OBJECTIVE: How many lines in the records below hold the string "Surgery"? Please answer with the number and nothing more.

EXERCISE INPUT:
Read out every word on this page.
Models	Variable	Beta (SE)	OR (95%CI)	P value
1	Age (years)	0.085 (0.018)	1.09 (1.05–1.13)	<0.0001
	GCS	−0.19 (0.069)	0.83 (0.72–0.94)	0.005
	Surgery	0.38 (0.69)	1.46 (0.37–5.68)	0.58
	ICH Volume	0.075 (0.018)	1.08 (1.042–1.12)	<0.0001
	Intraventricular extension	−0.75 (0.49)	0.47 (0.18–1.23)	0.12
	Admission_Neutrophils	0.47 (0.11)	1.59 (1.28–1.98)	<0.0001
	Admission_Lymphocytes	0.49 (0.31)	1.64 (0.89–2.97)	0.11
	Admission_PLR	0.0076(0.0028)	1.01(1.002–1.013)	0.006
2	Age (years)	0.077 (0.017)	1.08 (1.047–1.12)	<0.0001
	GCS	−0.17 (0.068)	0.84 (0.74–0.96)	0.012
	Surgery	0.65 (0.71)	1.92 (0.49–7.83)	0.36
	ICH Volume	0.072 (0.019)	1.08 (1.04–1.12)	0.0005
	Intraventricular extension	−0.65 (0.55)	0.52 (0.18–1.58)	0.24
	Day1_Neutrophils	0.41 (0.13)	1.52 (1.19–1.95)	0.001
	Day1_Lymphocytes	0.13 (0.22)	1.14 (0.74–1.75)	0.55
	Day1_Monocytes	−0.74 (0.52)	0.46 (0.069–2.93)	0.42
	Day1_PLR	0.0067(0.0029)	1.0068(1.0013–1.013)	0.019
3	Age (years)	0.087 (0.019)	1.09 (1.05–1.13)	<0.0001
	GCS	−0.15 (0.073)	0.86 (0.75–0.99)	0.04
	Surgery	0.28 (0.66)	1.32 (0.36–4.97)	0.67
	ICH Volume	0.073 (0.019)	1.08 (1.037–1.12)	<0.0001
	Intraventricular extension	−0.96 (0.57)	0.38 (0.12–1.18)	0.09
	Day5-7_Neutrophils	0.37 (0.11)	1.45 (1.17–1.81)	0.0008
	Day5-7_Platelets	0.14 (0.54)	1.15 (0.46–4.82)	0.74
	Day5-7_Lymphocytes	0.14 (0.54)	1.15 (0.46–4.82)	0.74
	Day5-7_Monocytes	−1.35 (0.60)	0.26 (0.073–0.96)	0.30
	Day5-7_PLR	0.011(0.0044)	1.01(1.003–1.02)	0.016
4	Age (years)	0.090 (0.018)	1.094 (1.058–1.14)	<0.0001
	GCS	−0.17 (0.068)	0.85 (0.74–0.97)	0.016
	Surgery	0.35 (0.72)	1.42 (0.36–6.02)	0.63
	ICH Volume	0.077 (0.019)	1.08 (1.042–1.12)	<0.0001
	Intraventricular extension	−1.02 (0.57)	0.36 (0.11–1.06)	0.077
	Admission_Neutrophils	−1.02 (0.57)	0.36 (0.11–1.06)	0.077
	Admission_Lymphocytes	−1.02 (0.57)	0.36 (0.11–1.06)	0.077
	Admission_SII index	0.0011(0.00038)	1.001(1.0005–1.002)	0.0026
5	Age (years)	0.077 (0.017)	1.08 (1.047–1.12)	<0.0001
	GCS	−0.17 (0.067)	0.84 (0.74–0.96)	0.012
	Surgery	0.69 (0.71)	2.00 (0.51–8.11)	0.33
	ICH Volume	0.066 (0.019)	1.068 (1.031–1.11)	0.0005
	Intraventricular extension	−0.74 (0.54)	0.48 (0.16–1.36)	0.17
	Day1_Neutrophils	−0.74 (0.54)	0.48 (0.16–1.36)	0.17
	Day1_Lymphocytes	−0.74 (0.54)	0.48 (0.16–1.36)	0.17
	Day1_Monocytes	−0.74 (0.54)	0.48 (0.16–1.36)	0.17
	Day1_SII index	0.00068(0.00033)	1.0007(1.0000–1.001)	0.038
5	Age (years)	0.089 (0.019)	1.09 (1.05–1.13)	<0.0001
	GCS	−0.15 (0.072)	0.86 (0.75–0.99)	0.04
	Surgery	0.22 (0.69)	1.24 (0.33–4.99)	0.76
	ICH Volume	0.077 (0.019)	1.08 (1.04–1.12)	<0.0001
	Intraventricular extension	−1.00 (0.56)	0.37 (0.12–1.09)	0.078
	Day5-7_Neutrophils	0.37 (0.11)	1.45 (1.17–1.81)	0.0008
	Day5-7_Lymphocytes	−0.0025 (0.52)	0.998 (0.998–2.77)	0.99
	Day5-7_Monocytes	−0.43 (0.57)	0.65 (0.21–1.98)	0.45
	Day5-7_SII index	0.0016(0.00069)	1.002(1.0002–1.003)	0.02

--

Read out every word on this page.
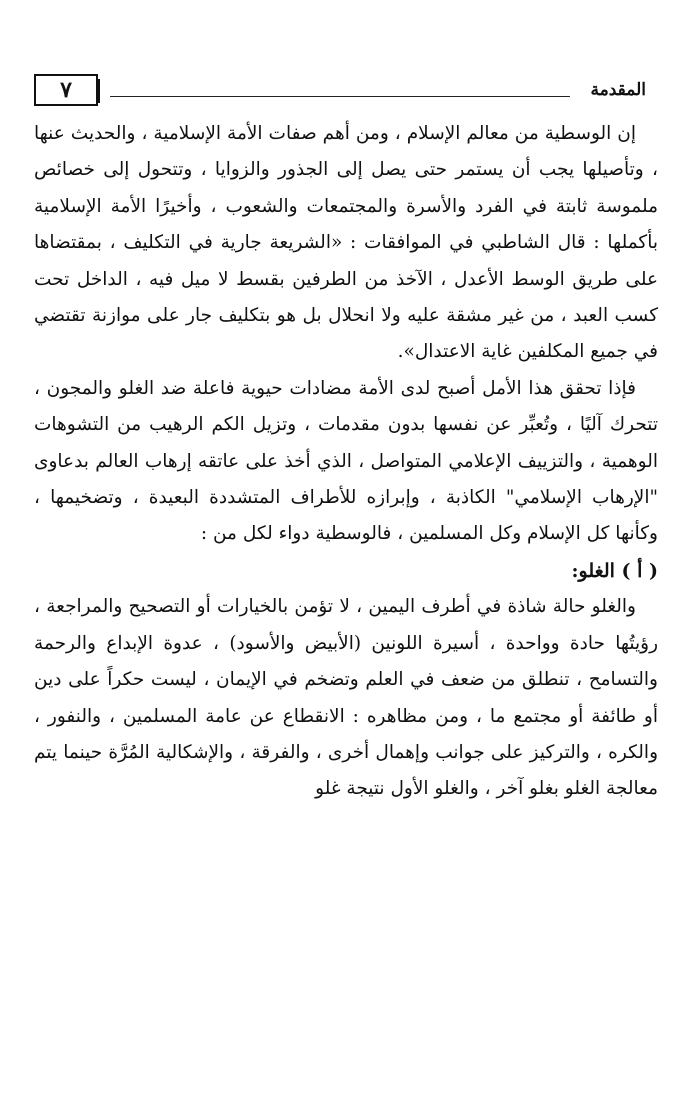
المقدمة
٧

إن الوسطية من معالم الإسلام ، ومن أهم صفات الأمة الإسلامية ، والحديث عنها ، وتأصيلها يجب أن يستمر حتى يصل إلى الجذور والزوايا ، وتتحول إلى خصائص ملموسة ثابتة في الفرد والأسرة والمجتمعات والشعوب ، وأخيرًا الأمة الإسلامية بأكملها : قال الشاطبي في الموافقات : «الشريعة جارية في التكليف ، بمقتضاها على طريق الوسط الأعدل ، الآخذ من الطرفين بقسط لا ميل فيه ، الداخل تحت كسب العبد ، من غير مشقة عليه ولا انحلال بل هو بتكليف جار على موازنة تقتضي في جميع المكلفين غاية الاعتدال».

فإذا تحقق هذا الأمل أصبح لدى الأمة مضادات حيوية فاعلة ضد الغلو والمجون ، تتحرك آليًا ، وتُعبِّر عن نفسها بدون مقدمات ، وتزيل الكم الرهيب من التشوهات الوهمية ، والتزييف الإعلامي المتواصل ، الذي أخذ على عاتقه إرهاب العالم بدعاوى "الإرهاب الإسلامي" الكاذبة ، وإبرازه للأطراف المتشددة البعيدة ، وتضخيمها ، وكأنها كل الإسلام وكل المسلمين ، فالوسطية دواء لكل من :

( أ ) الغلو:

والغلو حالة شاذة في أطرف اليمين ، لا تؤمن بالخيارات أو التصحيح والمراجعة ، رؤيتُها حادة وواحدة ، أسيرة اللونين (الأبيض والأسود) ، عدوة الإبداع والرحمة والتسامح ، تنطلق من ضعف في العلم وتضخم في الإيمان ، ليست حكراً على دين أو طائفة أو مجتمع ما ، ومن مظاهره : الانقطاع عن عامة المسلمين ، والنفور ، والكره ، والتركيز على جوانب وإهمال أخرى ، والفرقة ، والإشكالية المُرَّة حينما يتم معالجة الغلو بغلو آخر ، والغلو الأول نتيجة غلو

...

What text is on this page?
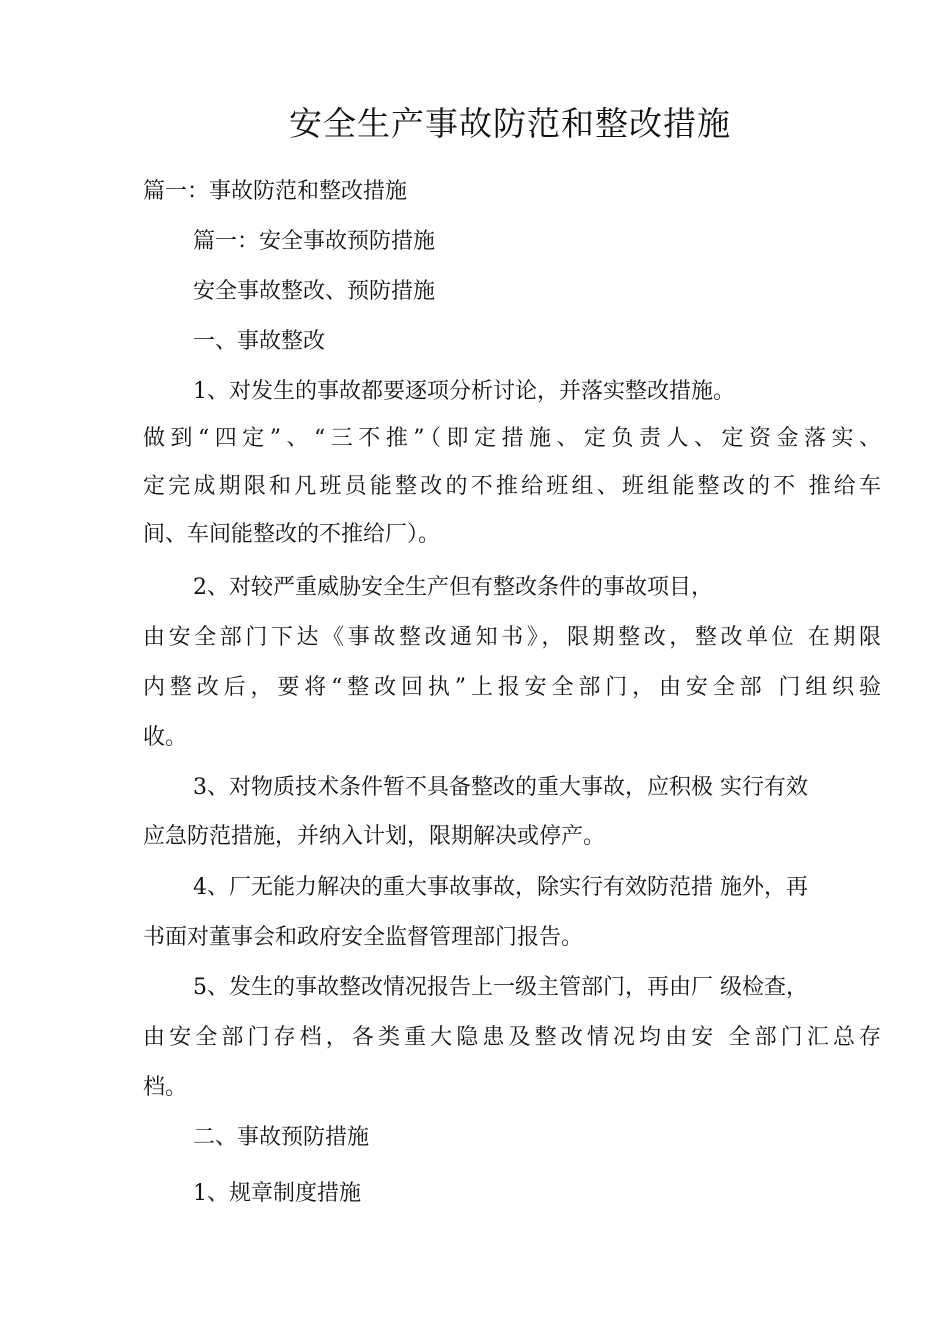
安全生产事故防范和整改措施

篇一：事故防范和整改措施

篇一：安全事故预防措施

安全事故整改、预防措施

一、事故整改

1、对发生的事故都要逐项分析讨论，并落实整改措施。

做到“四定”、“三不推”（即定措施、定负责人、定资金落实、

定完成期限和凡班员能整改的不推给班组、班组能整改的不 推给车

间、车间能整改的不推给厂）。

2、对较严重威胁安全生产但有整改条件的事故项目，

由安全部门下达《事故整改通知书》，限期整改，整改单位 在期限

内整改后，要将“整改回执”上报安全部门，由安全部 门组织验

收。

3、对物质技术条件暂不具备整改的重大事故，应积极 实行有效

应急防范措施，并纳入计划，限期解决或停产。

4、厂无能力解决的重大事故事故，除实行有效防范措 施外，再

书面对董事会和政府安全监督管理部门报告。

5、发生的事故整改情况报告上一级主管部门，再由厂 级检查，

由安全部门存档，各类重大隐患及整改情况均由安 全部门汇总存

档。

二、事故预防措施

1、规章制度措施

SOLUTION TO THIS EXERCISE: 6